→ **The records**
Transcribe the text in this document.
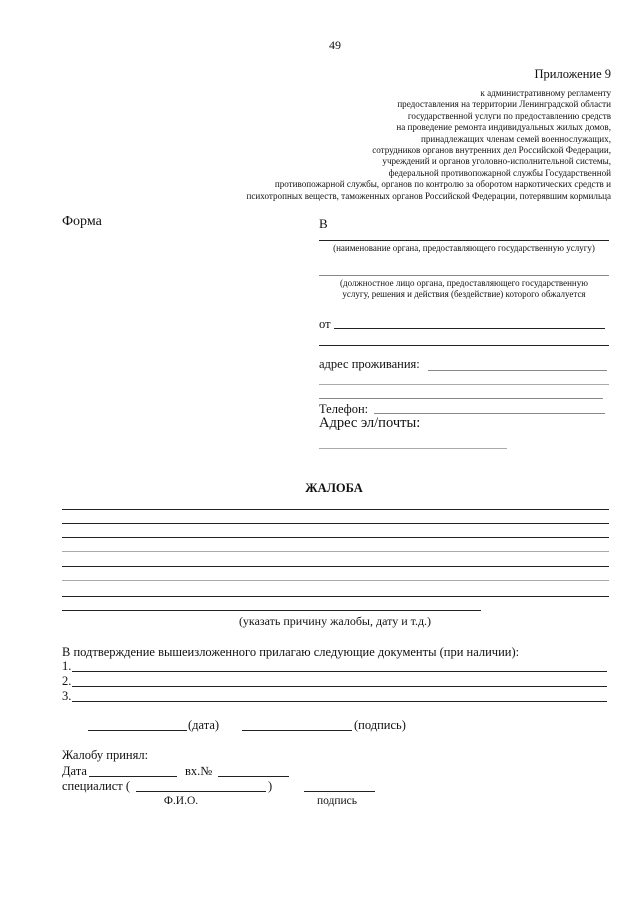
49
Приложение 9
к административному регламенту
предоставления на территории Ленинградской области
государственной услуги по предоставлению средств
на проведение ремонта индивидуальных жилых домов,
принадлежащих членам семей военнослужащих,
сотрудников органов внутренних дел Российской Федерации,
учреждений и органов уголовно-исполнительной системы,
федеральной противопожарной службы Государственной
противопожарной службы, органов по контролю за оборотом наркотических средств и
психотропных веществ, таможенных органов Российской Федерации, потерявшим кормильца
Форма	В
(наименование органа, предоставляющего государственную услугу)
(должностное лицо органа, предоставляющего государственную
услугу, решения и действия (бездействие) которого обжалуется
от
адрес проживания:
Телефон:
Адрес эл/почты:
ЖАЛОБА
(указать причину жалобы, дату и т.д.)
В подтверждение вышеизложенного прилагаю следующие документы (при наличии):
1.
2.
3.
(дата)	(подпись)
Жалобу принял:
Дата	вх.№
специалист (	)
Ф.И.О.	подпись
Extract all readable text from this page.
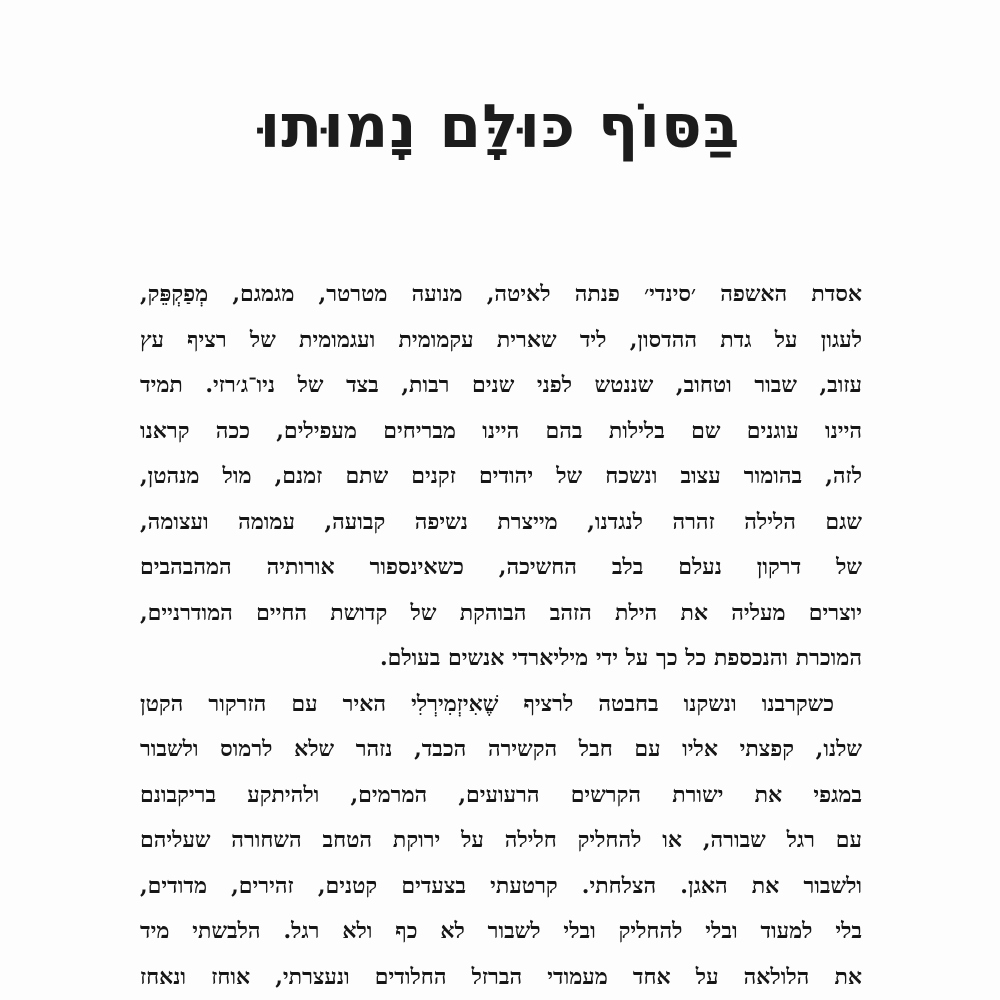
בַּסּוֹף כּוּלָּם נָמוּתוּ
אסדת האשפה ׳סינדי׳ פנתה לאיטה, מנועה מטרטר, מגמגם, מְפַקְפֵּק,
לעגון על גדת ההדסון, ליד שארית עקמומית ועגמומית של רציף עץ
עזוב, שבור וטחוב, שננטש לפני שנים רבות, בצד של ניו־ג׳רזי. תמיד
היינו עוגנים שם בלילות בהם היינו מבריחים מעפילים, ככה קראנו
לזה, בהומור עצוב ונשכח של יהודים זקנים שתם זמנם, מול מנהטן,
שגם הלילה זהרה לנגדנו, מייצרת נשיפה קבועה, עמומה ועצומה,
של דרקון נעלם בלב החשיכה, כשאינספור אורותיה המהבהבים
יוצרים מעליה את הילת הזהב הבוהקת של קדושת החיים המודרניים,
המוכרת והנכספת כל כך על ידי מיליארדי אנשים בעולם.
כשקרבנו ונשקנו בחבטה לרציף שֶׁאִיזְמִירְלִי האיר עם הזרקור הקטן
שלנו, קפצתי אליו עם חבל הקשירה הכבד, נזהר שלא לרמוס ולשבור
במגפי את ישורת הקרשים הרעועים, המרמים, ולהיתקע בריקבונם
עם רגל שבורה, או להחליק חלילה על ירוקת הטחב השחורה שעליהם
ולשבור את האגן. הצלחתי. קרטעתי בצעדים קטנים, זהירים, מדודים,
בלי למעוד ובלי להחליק ובלי לשבור לא כף ולא רגל. הלבשתי מיד
את הלולאה על אחד מעמודי הברזל החלודים ונעצרתי, אוחז ונאחז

→ **Problem to solve**
Repeat the material above verbatim, with no pictures in the output.

→ **Reply**
Transcribe the text in this document.
49
Приложение 9
к административному регламенту
предоставления на территории Ленинградской области
государственной услуги по предоставлению средств
на проведение ремонта индивидуальных жилых домов,
принадлежащих членам семей военнослужащих,
сотрудников органов внутренних дел Российской Федерации,
учреждений и органов уголовно-исполнительной системы,
федеральной противопожарной службы Государственной
противопожарной службы, органов по контролю за оборотом наркотических средств и
психотропных веществ, таможенных органов Российской Федерации, потерявшим кормильца
Форма	В
(наименование органа, предоставляющего государственную услугу)
(должностное лицо органа, предоставляющего государственную
услугу, решения и действия (бездействие) которого обжалуется
от
адрес проживания:
Телефон:
Адрес эл/почты:
ЖАЛОБА
(указать причину жалобы, дату и т.д.)
В подтверждение вышеизложенного прилагаю следующие документы (при наличии):
1.
2.
3.
(дата)	(подпись)
Жалобу принял:
Дата	вх.№
специалист (	)
Ф.И.О.	подпись
Extract all readable text from this page.
בַּסּוֹף כּוּלָּם נָמוּתוּ
אסדת האשפה ׳סינדי׳ פנתה לאיטה, מנועה מטרטר, מגמגם, מְפַקְפֵּק,
לעגון על גדת ההדסון, ליד שארית עקמומית ועגמומית של רציף עץ
עזוב, שבור וטחוב, שננטש לפני שנים רבות, בצד של ניו־ג׳רזי. תמיד
היינו עוגנים שם בלילות בהם היינו מבריחים מעפילים, ככה קראנו
לזה, בהומור עצוב ונשכח של יהודים זקנים שתם זמנם, מול מנהטן,
שגם הלילה זהרה לנגדנו, מייצרת נשיפה קבועה, עמומה ועצומה,
של דרקון נעלם בלב החשיכה, כשאינספור אורותיה המהבהבים
יוצרים מעליה את הילת הזהב הבוהקת של קדושת החיים המודרניים,
המוכרת והנכספת כל כך על ידי מיליארדי אנשים בעולם.
כשקרבנו ונשקנו בחבטה לרציף שֶׁאִיזְמִירְלִי האיר עם הזרקור הקטן
שלנו, קפצתי אליו עם חבל הקשירה הכבד, נזהר שלא לרמוס ולשבור
במגפי את ישורת הקרשים הרעועים, המרמים, ולהיתקע בריקבונם
עם רגל שבורה, או להחליק חלילה על ירוקת הטחב השחורה שעליהם
ולשבור את האגן. הצלחתי. קרטעתי בצעדים קטנים, זהירים, מדודים,
בלי למעוד ובלי להחליק ובלי לשבור לא כף ולא רגל. הלבשתי מיד
את הלולאה על אחד מעמודי הברזל החלודים ונעצרתי, אוחז ונאחז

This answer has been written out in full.